» Exercise details
Return the count of lines that hold the string "технологический", with no other words.

» Listing
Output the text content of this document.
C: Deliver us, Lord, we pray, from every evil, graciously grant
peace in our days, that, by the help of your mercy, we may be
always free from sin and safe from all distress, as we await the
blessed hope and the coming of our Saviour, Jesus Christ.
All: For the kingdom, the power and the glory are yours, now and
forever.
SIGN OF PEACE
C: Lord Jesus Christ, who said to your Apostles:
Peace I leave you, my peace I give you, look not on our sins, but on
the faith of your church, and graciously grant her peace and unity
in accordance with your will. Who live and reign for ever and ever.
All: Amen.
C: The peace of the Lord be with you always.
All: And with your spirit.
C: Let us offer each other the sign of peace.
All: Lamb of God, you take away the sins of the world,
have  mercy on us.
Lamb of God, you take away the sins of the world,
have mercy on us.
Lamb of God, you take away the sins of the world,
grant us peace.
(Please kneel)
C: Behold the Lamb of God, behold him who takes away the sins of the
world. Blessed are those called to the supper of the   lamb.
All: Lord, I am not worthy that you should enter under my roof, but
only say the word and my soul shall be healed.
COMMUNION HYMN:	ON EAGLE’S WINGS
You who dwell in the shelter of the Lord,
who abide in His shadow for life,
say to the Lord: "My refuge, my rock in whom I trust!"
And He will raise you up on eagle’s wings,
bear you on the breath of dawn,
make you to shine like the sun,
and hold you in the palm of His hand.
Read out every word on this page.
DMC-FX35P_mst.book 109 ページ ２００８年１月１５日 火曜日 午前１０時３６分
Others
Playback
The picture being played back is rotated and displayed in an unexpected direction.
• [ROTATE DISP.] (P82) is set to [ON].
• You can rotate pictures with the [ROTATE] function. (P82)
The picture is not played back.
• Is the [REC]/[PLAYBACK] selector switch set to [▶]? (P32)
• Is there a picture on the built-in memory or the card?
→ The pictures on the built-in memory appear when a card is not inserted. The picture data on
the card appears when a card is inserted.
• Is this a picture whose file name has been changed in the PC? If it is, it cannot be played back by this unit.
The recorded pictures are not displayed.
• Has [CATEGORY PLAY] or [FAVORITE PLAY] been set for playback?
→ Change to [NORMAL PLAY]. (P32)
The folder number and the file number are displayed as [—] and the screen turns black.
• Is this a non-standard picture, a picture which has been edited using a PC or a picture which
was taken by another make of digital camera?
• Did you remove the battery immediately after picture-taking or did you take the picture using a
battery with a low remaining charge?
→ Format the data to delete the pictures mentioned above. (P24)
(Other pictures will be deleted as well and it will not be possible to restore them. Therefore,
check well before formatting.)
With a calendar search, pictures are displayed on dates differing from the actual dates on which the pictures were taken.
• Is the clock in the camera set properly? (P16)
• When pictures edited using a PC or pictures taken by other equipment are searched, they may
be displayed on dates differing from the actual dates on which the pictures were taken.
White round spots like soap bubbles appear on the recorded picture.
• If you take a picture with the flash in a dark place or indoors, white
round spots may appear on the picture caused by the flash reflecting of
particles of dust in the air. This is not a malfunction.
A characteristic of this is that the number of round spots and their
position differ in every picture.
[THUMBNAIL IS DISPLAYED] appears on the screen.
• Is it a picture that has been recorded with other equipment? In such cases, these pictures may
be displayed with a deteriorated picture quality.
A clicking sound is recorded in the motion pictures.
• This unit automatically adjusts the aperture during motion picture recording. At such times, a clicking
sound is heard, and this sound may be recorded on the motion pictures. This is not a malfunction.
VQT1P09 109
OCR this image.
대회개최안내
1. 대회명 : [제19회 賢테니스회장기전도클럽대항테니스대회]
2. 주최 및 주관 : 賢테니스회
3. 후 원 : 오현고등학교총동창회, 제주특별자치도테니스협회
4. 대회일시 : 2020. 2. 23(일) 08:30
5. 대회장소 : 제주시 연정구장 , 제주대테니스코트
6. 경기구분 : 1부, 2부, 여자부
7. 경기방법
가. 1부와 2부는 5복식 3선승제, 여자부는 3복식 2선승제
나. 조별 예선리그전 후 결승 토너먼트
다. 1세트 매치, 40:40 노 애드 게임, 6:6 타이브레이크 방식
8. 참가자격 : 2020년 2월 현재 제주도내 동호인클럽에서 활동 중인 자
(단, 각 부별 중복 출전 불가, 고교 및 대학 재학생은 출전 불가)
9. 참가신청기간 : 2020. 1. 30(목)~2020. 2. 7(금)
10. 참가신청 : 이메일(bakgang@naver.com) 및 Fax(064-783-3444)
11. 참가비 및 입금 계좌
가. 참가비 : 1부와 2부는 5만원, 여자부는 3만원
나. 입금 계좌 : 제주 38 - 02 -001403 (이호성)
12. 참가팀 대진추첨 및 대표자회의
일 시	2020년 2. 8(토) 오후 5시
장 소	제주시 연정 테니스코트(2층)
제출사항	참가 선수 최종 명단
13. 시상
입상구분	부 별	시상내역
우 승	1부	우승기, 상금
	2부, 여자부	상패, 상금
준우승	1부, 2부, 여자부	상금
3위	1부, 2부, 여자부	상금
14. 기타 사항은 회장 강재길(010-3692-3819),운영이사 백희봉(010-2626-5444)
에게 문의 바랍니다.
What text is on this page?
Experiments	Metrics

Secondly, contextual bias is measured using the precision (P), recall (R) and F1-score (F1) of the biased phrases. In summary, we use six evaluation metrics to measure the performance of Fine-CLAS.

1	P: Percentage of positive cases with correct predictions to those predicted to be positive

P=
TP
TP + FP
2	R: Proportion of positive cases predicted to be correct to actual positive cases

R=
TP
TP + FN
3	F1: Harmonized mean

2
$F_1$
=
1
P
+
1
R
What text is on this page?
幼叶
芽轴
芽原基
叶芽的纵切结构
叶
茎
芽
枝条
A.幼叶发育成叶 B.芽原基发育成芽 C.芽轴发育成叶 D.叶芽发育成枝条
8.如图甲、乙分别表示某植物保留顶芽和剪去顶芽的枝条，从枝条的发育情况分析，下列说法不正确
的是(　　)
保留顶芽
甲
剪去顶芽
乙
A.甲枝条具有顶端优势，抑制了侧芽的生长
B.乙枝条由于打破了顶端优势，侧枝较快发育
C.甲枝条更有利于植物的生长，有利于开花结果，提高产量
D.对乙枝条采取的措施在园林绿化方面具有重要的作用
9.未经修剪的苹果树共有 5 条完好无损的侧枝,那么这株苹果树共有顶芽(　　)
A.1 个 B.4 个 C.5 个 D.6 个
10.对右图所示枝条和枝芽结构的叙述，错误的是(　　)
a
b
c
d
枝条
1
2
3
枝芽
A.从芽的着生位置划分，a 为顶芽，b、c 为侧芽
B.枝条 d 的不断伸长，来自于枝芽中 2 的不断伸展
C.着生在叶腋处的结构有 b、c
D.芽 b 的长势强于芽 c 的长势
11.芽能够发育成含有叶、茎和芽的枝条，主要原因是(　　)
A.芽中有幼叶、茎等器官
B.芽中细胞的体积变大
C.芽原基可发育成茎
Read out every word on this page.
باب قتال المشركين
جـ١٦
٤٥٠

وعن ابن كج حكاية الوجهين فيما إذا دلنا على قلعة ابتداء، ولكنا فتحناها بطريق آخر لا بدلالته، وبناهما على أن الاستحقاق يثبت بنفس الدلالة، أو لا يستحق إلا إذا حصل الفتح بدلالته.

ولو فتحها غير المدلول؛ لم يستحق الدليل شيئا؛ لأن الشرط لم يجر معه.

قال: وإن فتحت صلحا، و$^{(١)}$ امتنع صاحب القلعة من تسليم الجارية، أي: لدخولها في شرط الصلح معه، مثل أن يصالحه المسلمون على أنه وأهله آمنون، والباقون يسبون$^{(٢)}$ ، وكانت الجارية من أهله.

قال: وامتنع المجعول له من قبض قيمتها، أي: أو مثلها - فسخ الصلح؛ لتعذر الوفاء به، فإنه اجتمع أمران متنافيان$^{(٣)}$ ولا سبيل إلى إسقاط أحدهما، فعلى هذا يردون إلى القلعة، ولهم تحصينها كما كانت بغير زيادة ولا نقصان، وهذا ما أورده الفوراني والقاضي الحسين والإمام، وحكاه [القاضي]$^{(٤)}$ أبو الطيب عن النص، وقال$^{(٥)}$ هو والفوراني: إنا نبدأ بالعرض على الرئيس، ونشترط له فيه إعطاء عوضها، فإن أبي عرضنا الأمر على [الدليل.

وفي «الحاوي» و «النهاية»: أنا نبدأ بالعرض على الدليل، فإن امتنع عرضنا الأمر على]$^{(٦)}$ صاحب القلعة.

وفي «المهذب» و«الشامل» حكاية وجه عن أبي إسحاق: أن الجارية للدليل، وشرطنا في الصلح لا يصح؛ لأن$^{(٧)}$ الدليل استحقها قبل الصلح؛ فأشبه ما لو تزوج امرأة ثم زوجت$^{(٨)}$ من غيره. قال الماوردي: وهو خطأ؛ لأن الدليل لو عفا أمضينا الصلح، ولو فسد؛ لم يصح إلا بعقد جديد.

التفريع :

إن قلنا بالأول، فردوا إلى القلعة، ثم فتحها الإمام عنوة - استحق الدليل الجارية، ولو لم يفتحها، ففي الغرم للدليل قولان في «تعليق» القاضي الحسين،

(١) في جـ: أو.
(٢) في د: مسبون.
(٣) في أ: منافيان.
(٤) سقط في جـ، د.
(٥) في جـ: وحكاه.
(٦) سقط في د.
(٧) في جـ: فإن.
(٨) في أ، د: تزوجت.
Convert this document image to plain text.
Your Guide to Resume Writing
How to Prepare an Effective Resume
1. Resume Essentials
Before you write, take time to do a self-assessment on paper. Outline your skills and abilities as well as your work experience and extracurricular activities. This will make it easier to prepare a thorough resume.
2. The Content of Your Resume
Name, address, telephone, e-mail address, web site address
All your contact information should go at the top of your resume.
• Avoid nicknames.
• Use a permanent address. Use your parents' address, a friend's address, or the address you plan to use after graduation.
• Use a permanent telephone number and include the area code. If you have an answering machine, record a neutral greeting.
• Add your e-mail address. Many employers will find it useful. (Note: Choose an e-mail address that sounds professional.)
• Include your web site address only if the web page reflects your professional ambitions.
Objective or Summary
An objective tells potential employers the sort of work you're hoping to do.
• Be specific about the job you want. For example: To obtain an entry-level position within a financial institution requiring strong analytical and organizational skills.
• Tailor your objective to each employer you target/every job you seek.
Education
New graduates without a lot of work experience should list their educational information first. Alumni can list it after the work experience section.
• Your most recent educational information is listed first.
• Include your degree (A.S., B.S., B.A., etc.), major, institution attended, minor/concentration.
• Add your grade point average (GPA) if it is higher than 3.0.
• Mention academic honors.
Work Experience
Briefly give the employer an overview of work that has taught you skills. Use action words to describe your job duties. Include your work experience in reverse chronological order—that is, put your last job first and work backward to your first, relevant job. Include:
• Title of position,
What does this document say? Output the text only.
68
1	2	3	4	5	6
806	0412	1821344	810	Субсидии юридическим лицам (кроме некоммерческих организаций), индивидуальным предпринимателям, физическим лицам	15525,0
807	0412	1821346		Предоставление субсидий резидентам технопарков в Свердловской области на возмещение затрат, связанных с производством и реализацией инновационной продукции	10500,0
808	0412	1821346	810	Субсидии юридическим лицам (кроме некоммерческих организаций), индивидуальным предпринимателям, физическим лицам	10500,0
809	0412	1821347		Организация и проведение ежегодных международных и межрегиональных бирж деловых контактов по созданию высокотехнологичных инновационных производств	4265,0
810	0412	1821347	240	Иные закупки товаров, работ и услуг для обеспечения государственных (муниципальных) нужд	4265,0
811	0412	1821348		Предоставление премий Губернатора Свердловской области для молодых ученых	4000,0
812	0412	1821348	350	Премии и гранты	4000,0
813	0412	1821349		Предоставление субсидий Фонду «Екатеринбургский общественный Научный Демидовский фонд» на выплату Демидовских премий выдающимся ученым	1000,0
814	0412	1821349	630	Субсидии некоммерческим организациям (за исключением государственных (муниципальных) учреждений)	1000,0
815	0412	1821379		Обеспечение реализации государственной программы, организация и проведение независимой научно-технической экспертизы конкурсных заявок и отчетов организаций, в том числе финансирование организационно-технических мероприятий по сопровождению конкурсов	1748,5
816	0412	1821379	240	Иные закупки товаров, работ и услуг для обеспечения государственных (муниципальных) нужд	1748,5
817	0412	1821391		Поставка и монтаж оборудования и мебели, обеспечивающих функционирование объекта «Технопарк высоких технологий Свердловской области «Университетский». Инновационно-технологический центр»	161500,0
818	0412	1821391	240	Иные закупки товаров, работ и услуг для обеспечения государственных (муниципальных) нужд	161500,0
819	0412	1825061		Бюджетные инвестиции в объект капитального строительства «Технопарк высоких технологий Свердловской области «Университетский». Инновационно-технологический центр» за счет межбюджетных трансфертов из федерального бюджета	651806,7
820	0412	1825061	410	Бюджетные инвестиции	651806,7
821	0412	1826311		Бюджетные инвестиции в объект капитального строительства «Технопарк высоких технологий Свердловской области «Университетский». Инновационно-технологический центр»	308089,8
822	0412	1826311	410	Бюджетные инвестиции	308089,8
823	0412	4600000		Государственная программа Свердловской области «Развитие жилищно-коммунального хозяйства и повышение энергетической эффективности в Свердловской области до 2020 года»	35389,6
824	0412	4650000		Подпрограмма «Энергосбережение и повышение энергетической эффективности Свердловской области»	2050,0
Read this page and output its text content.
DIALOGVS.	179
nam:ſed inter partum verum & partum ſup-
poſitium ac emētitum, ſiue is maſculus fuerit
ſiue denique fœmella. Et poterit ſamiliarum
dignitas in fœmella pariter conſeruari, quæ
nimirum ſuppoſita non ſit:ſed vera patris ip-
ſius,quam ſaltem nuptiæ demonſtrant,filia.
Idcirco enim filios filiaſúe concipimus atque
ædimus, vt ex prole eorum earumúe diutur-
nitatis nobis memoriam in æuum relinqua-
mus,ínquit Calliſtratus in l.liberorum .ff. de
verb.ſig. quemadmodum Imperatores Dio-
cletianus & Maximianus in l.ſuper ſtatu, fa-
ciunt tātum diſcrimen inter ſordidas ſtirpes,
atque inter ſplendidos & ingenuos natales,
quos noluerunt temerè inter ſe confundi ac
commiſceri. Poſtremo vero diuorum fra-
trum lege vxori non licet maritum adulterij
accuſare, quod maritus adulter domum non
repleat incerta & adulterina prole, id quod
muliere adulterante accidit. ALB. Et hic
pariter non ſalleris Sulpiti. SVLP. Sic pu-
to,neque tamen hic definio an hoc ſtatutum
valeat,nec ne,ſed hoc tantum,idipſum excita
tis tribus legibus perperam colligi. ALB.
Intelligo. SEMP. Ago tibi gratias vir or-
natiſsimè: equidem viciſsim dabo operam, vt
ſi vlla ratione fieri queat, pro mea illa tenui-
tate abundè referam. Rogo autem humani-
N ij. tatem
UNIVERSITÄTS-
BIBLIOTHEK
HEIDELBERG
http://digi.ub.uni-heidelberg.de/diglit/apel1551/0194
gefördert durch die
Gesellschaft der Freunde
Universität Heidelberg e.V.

» The solution
3